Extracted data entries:

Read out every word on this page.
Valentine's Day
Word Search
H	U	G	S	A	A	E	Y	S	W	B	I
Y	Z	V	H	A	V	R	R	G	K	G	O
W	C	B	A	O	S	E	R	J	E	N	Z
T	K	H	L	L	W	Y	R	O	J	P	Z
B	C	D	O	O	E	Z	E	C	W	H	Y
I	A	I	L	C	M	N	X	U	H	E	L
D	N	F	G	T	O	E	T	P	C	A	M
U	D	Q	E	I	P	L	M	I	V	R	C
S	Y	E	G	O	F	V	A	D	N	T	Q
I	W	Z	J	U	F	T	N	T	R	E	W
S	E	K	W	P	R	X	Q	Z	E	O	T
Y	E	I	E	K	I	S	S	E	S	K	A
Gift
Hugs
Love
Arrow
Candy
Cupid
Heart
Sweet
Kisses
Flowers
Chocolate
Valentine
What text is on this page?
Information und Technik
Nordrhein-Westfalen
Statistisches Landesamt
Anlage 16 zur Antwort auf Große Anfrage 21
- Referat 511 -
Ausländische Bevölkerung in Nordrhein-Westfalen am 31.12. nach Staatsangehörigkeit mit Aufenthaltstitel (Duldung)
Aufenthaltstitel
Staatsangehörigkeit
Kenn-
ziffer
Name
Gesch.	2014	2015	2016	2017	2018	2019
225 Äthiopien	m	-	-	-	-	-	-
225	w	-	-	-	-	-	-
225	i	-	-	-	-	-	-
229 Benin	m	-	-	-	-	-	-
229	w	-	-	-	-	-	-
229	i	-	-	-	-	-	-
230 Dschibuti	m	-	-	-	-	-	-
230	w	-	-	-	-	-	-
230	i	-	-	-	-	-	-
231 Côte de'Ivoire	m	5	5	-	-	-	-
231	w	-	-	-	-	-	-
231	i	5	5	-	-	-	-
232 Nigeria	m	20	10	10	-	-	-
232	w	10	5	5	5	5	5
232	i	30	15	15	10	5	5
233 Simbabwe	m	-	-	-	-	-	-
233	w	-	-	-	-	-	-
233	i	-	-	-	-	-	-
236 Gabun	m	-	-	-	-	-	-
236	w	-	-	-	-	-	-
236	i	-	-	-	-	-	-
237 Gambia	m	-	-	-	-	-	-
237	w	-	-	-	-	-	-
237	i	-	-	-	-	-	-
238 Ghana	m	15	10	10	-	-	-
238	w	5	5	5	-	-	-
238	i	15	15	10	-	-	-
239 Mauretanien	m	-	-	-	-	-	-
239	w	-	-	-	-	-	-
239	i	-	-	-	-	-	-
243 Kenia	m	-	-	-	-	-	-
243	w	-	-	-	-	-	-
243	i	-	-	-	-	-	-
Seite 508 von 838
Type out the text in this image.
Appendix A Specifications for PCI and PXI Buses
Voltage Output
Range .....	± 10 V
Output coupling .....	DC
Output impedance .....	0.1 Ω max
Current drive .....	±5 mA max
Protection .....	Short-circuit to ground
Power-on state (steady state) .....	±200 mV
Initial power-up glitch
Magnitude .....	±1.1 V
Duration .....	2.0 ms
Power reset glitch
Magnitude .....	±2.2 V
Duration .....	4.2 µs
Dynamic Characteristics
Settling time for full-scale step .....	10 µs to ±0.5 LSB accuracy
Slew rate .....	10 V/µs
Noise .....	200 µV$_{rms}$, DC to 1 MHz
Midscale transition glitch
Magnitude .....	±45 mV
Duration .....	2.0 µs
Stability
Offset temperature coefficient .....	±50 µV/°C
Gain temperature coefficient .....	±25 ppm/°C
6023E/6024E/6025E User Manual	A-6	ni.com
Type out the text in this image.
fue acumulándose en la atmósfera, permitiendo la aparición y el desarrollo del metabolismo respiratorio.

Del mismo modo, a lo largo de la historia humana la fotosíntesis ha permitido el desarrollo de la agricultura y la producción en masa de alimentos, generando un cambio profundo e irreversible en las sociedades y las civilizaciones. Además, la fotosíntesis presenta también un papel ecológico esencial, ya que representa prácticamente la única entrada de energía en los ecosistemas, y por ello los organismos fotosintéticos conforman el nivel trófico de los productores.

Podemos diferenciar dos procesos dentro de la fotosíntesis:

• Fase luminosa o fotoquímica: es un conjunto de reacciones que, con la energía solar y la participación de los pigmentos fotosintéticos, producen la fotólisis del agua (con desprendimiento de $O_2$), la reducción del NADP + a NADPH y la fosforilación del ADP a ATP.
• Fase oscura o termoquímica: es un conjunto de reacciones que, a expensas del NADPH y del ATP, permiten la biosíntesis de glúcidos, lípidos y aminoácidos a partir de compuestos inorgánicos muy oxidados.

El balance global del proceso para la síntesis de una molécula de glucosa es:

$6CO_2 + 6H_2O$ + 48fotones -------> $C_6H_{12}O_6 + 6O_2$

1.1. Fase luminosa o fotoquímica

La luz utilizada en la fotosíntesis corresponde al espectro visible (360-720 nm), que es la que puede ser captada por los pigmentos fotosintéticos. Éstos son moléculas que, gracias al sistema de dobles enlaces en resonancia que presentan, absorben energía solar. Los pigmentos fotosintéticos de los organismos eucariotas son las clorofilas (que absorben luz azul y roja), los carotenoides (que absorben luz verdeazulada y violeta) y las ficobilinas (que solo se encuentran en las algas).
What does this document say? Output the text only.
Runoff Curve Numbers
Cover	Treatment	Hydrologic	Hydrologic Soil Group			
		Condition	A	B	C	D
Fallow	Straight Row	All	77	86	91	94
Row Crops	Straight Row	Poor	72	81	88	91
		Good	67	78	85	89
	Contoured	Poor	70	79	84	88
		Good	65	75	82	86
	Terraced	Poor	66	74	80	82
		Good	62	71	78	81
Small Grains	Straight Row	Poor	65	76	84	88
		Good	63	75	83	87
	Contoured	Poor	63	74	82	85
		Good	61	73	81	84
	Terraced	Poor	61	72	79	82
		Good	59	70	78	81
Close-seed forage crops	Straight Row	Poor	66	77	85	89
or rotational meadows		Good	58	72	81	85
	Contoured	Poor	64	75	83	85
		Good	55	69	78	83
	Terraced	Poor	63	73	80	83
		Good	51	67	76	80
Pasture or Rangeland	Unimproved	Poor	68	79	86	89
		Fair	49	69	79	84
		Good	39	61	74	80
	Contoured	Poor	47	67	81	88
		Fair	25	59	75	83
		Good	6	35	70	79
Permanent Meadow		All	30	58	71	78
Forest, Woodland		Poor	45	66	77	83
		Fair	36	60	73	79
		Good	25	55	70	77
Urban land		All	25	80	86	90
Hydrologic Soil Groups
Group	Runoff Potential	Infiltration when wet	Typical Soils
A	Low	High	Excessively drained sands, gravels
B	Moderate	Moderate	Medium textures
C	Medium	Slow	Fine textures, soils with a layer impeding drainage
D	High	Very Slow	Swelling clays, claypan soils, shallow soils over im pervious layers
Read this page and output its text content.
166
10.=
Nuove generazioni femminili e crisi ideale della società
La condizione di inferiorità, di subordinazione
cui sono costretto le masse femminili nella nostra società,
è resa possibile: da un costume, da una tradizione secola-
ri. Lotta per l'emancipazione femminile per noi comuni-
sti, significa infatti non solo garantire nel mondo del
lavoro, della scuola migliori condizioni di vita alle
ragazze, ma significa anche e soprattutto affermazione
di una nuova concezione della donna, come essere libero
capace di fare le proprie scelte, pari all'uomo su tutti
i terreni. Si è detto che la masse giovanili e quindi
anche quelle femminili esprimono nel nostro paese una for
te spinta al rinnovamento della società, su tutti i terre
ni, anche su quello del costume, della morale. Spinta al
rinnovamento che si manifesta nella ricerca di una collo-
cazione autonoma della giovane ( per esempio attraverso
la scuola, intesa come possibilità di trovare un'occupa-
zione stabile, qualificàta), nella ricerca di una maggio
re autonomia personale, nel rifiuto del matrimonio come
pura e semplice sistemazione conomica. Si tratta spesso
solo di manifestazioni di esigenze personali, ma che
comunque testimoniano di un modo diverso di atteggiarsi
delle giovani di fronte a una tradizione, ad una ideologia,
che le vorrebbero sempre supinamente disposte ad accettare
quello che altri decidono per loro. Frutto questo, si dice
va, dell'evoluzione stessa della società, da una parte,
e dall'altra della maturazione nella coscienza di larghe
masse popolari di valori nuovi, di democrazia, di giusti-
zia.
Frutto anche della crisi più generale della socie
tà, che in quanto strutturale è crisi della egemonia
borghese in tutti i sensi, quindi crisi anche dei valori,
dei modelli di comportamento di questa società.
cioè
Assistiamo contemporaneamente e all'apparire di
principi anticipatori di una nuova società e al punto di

STATED TASK — Extract every line containing the string "fotoquímica" from the material.

EXPECTED ANSWER —
• Fase luminosa o fotoquímica: es un conjunto de reacciones que, con la energía solar y la participación de los pigmentos fotosintéticos, producen la fotólisis del agua (con desprendimiento de $O_2$), la reducción del NADP + a NADPH y la fosforilación del ADP a ATP.
1.1. Fase luminosa o fotoquímica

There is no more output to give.